Instruction:
What lines of the data hold the string "heures"? Pull each one out.

(Data records)
-- -- --

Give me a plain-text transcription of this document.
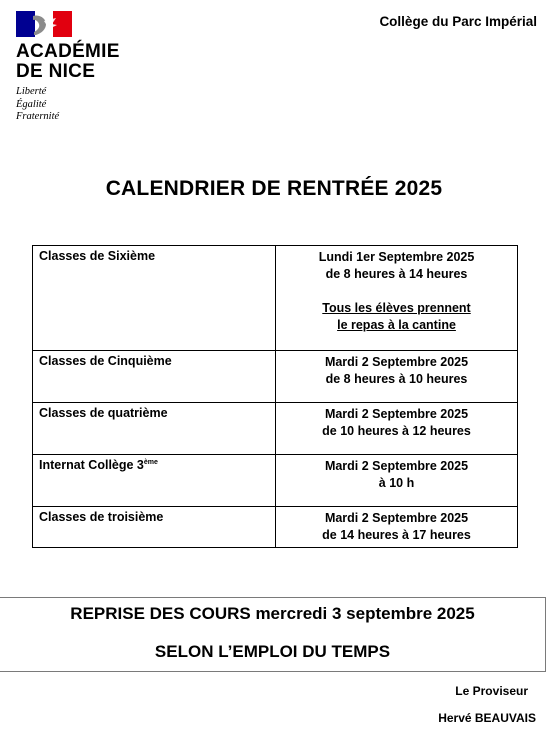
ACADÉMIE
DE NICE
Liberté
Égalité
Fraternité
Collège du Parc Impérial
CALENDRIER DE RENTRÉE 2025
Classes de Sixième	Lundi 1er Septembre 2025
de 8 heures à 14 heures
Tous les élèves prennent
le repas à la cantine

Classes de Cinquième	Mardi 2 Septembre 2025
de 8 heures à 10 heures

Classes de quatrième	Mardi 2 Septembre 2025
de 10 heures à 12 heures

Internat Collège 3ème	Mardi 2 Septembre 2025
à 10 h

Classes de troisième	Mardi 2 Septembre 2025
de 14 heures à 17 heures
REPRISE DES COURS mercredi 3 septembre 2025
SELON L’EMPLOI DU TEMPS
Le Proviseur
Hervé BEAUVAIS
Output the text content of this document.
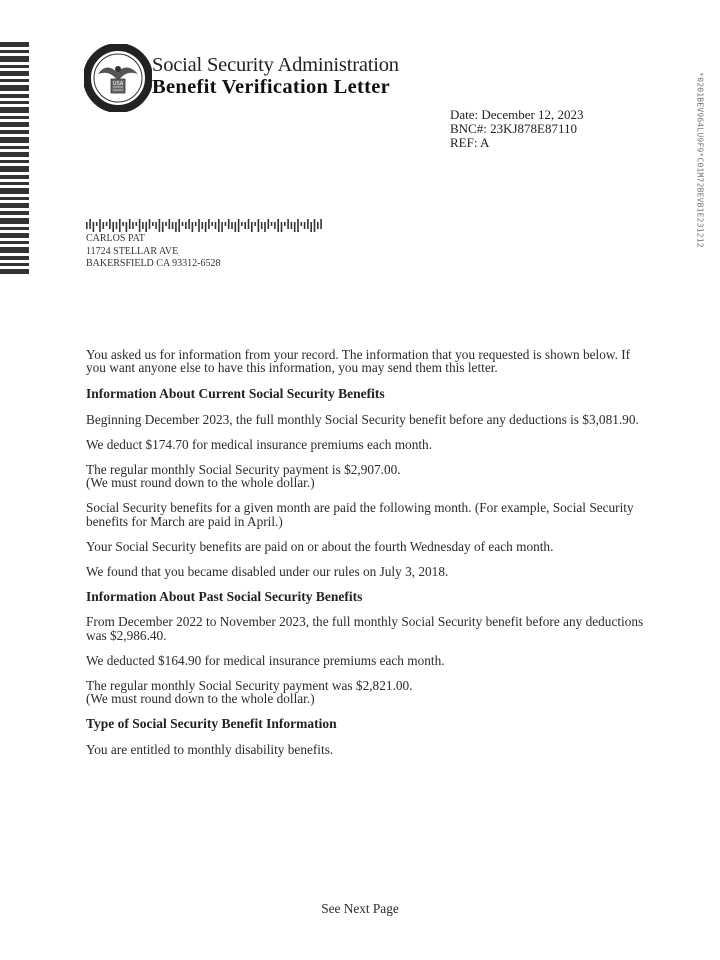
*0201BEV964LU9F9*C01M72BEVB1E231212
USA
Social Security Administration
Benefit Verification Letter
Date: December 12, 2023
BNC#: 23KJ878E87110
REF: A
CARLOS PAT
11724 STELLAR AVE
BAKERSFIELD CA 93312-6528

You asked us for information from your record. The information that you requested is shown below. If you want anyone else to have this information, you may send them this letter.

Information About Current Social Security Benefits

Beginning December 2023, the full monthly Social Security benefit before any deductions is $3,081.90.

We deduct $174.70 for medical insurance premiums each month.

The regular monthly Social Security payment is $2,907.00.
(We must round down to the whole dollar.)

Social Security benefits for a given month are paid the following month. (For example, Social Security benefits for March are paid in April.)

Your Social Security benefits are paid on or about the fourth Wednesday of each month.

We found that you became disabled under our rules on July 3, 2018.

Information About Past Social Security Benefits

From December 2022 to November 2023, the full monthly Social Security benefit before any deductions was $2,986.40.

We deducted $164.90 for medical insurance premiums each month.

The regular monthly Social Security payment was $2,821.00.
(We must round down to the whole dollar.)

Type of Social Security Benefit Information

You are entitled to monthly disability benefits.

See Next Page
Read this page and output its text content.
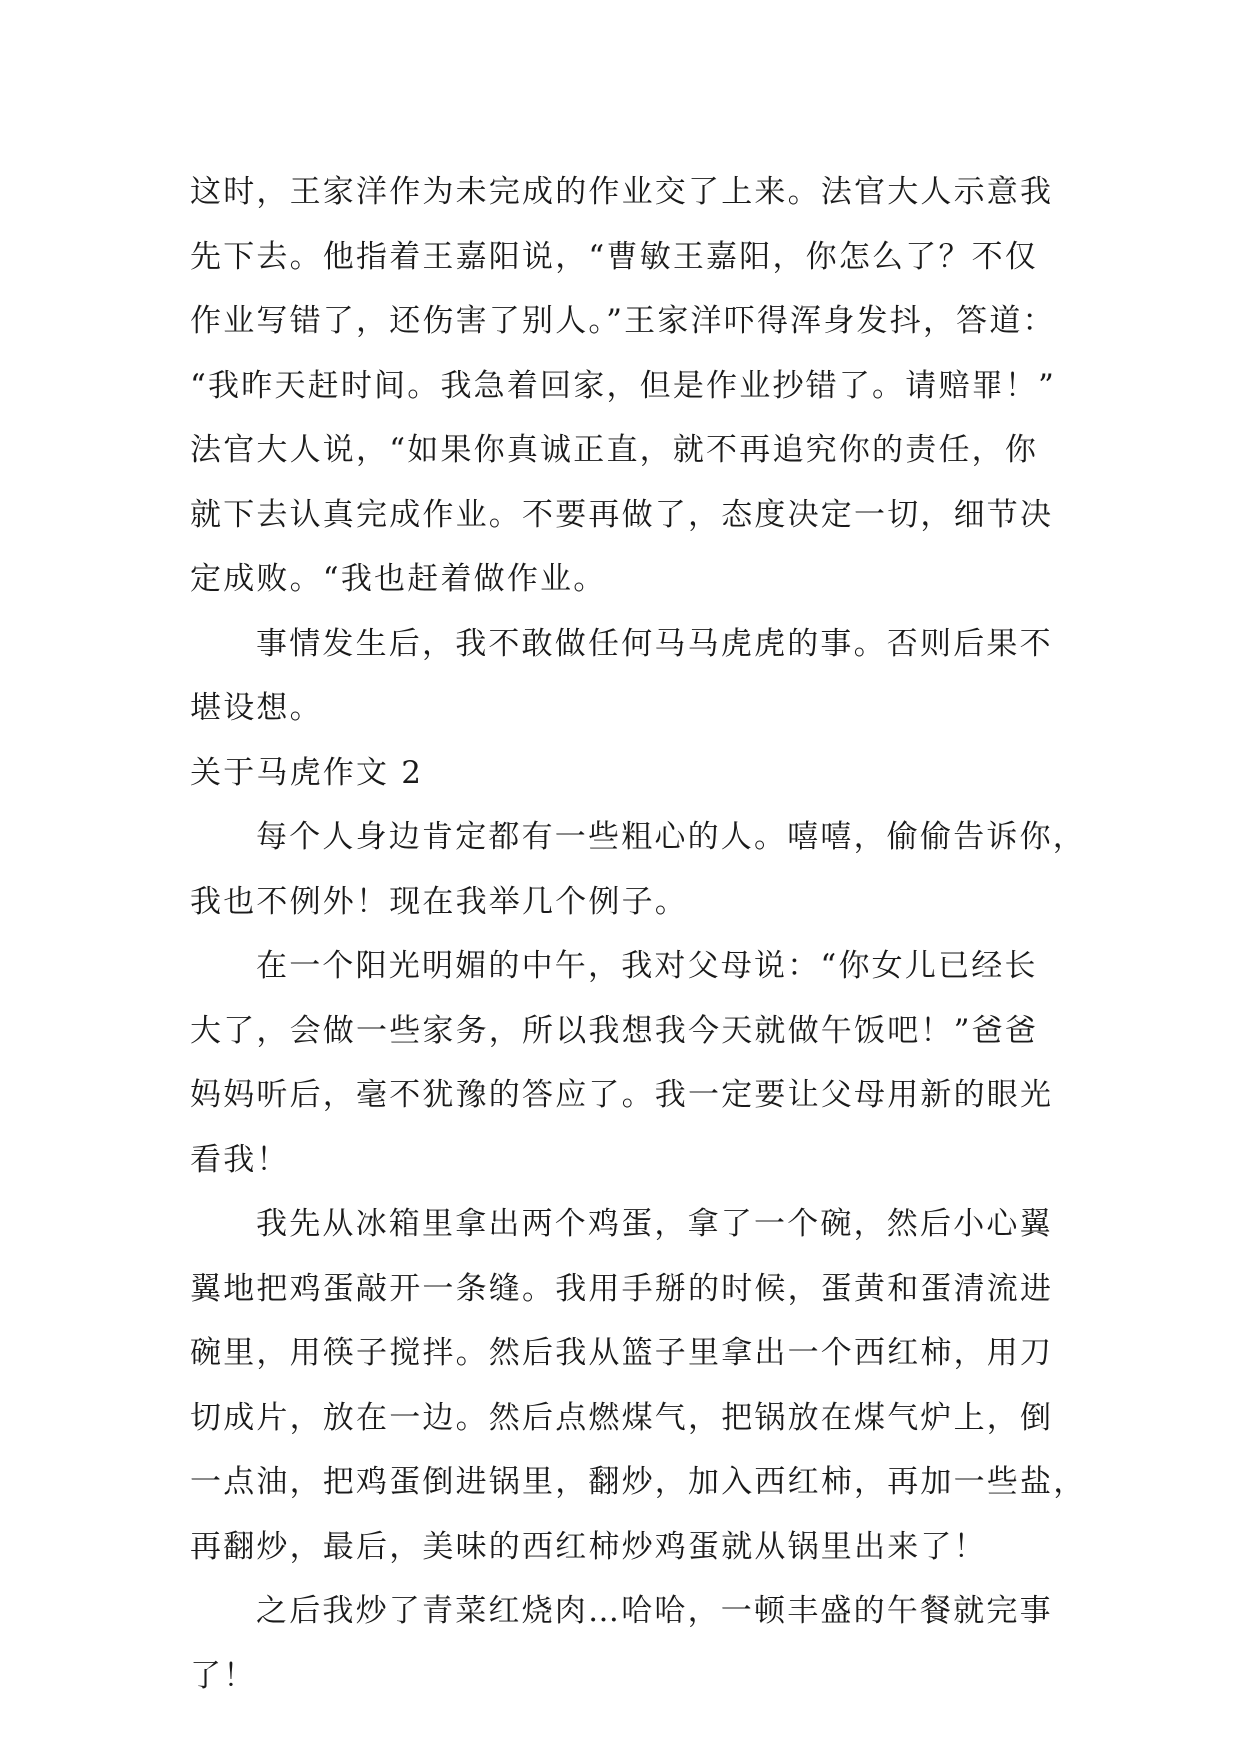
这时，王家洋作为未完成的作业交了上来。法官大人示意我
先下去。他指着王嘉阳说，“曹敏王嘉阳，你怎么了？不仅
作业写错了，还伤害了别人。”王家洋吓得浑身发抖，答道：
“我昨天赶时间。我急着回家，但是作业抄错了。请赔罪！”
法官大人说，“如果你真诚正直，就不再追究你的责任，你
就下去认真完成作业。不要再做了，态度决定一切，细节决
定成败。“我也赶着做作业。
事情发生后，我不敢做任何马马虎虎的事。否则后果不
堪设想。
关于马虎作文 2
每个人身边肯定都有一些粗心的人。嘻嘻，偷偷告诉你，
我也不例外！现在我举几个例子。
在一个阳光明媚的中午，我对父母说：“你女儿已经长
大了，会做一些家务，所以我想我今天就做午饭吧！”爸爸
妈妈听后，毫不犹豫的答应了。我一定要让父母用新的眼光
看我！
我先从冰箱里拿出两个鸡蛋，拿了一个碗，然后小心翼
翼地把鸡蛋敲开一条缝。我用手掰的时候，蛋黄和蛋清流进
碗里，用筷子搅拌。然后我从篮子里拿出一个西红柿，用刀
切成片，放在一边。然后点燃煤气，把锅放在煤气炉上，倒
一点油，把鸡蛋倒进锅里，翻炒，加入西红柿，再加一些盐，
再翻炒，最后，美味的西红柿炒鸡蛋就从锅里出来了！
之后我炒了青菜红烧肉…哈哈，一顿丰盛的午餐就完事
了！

-- -- --

Written solution:
de 8 heures à 14 heures
de 8 heures à 10 heures
de 10 heures à 12 heures
de 14 heures à 17 heures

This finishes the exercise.